Dataset
····················

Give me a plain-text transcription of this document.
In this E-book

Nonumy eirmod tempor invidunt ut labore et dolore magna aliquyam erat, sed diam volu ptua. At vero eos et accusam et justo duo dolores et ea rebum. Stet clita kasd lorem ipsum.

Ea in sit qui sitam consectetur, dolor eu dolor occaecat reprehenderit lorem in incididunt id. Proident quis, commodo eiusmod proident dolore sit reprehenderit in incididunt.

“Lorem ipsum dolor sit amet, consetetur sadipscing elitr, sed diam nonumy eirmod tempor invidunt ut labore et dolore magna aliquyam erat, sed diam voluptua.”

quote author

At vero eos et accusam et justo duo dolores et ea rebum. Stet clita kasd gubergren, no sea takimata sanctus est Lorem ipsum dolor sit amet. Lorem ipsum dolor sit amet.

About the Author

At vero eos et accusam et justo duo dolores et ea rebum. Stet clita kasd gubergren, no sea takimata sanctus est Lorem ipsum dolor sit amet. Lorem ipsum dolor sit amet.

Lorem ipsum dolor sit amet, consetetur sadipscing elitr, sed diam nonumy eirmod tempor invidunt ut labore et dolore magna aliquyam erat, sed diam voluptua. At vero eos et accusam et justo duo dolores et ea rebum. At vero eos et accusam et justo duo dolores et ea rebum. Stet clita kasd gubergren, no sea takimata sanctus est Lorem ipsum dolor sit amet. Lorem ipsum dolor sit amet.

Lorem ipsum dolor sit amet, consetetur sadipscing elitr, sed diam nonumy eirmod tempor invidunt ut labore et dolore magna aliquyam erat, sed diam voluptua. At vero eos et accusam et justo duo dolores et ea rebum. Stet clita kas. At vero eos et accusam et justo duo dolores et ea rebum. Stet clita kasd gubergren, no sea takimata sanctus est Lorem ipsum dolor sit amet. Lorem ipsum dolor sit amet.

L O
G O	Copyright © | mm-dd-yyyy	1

····················

Repeat the data precisely, reproducing every entry.

Give me a plain-text transcription of this document.
In this E-book

Nonumy eirmod tempor invidunt ut labore et dolore magna aliquyam erat, sed diam volu ptua. At vero eos et accusam et justo duo dolores et ea rebum. Stet clita kasd lorem ipsum.

Ea in sit qui sitam consectetur, dolor eu dolor occaecat reprehenderit lorem in incididunt id. Proident quis, commodo eiusmod proident dolore sit reprehenderit in incididunt.

“Lorem ipsum dolor sit amet, consetetur sadipscing elitr, sed diam nonumy eirmod tempor invidunt ut labore et dolore magna aliquyam erat, sed diam voluptua.”

quote author

At vero eos et accusam et justo duo dolores et ea rebum. Stet clita kasd gubergren, no sea takimata sanctus est Lorem ipsum dolor sit amet. Lorem ipsum dolor sit amet.

About the Author

At vero eos et accusam et justo duo dolores et ea rebum. Stet clita kasd gubergren, no sea takimata sanctus est Lorem ipsum dolor sit amet. Lorem ipsum dolor sit amet.

Lorem ipsum dolor sit amet, consetetur sadipscing elitr, sed diam nonumy eirmod tempor invidunt ut labore et dolore magna aliquyam erat, sed diam voluptua. At vero eos et accusam et justo duo dolores et ea rebum. At vero eos et accusam et justo duo dolores et ea rebum. Stet clita kasd gubergren, no sea takimata sanctus est Lorem ipsum dolor sit amet. Lorem ipsum dolor sit amet.

Lorem ipsum dolor sit amet, consetetur sadipscing elitr, sed diam nonumy eirmod tempor invidunt ut labore et dolore magna aliquyam erat, sed diam voluptua. At vero eos et accusam et justo duo dolores et ea rebum. Stet clita kas. At vero eos et accusam et justo duo dolores et ea rebum. Stet clita kasd gubergren, no sea takimata sanctus est Lorem ipsum dolor sit amet. Lorem ipsum dolor sit amet.

L O
G O	Copyright © | mm-dd-yyyy	1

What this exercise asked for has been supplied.